# Direction:
Search the records below for the word "Dust". Pull out each line that has it.
======
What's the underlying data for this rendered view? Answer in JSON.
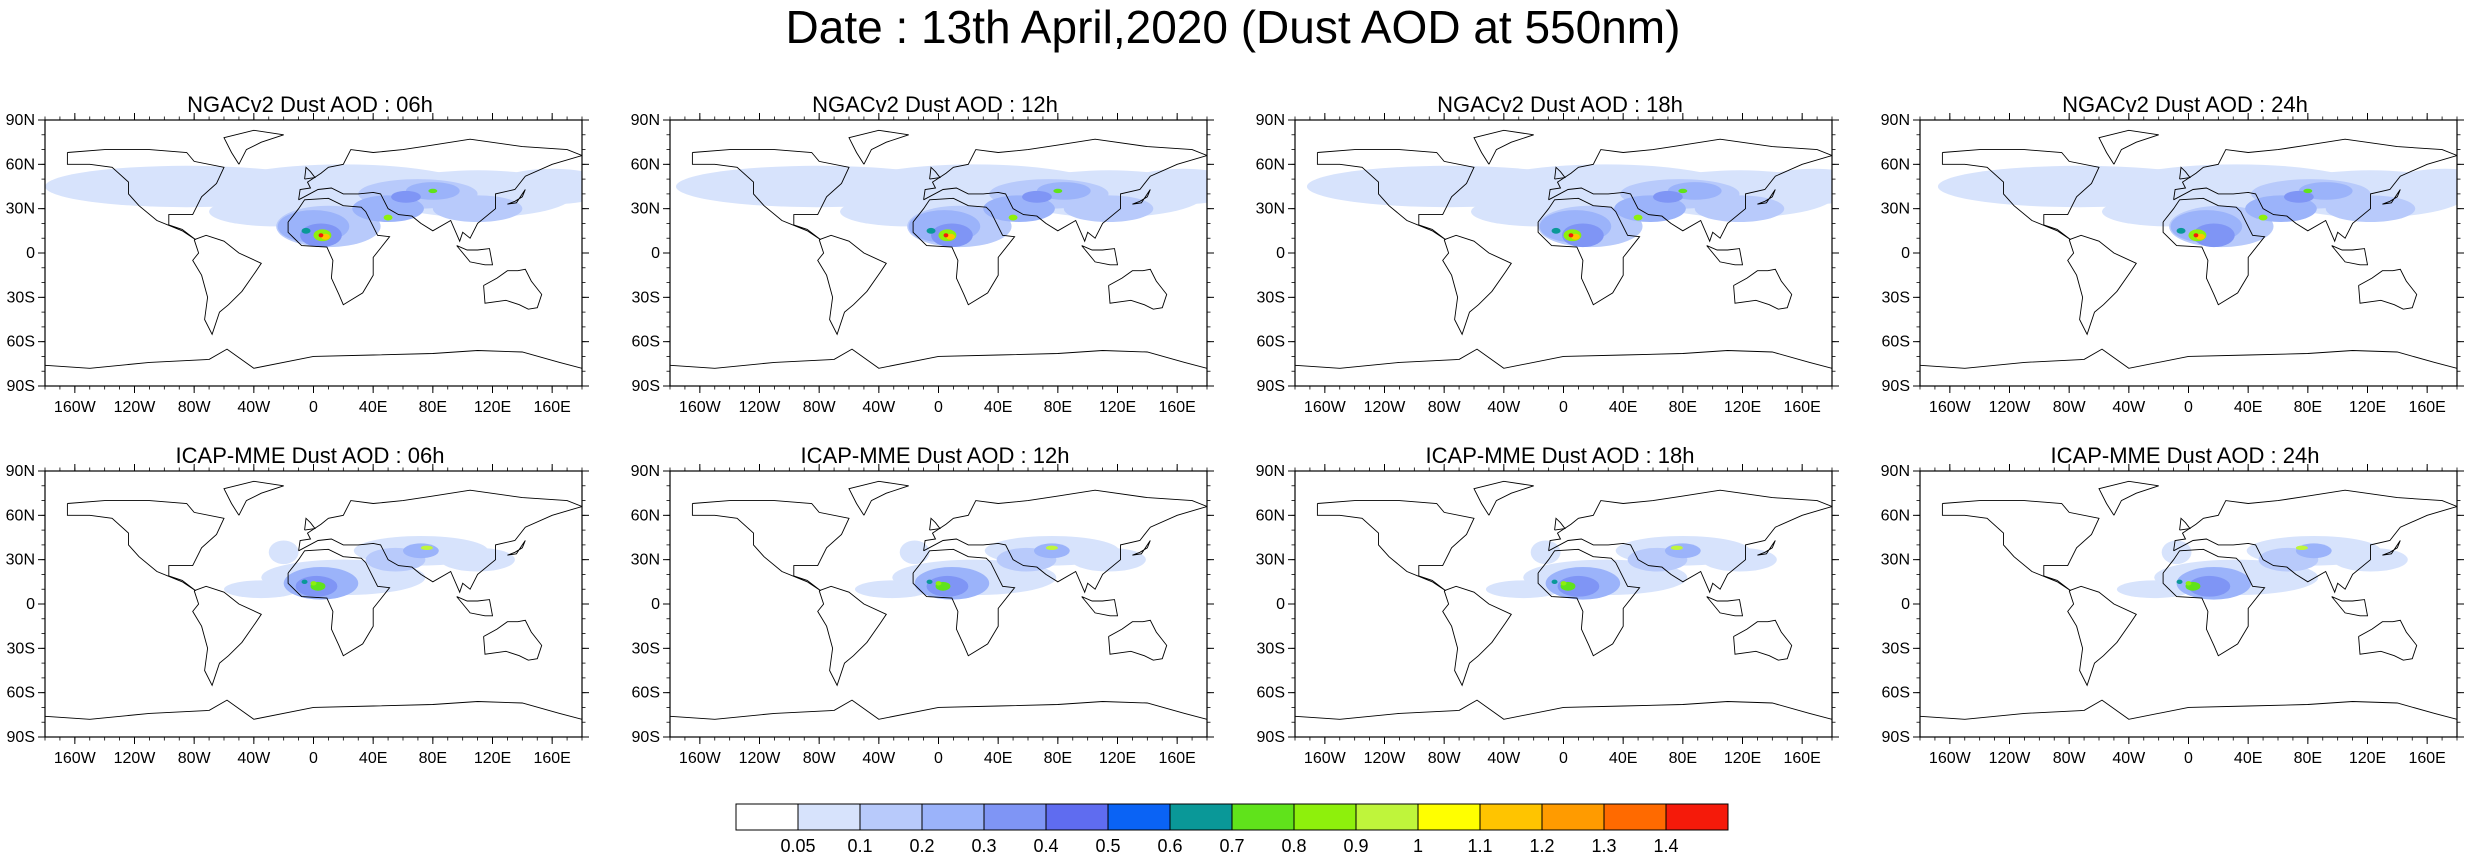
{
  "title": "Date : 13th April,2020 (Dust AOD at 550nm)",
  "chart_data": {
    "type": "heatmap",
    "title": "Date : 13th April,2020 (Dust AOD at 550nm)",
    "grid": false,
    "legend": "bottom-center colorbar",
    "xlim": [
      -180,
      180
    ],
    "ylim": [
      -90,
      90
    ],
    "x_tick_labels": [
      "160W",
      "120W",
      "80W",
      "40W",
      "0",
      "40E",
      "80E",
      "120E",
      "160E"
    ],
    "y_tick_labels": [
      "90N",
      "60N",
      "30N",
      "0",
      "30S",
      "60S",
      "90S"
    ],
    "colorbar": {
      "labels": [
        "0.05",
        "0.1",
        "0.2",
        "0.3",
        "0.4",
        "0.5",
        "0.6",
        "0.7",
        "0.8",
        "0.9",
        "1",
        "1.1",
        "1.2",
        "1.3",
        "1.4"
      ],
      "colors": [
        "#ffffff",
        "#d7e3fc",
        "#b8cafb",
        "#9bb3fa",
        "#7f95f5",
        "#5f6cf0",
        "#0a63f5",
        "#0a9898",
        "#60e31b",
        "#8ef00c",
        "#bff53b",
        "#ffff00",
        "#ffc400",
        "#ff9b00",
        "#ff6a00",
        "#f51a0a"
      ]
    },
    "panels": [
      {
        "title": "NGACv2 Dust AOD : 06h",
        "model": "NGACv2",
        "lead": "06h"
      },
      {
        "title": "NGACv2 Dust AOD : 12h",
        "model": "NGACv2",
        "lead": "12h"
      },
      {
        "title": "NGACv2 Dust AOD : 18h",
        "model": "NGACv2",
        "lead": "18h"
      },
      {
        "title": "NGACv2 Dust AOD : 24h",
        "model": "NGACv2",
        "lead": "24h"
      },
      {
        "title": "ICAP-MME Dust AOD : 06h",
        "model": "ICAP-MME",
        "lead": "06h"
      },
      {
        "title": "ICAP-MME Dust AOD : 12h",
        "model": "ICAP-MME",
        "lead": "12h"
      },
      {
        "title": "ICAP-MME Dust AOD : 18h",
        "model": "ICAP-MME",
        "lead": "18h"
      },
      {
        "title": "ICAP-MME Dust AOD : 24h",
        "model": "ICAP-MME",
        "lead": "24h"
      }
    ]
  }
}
======
# Exercise solution:
  "title": "Date : 13th April,2020 (Dust AOD at 550nm)",
    "title": "Date : 13th April,2020 (Dust AOD at 550nm)",
        "title": "NGACv2 Dust AOD : 06h",
        "title": "NGACv2 Dust AOD : 12h",
        "title": "NGACv2 Dust AOD : 18h",
        "title": "NGACv2 Dust AOD : 24h",
        "title": "ICAP-MME Dust AOD : 06h",
        "title": "ICAP-MME Dust AOD : 12h",
        "title": "ICAP-MME Dust AOD : 18h",
        "title": "ICAP-MME Dust AOD : 24h",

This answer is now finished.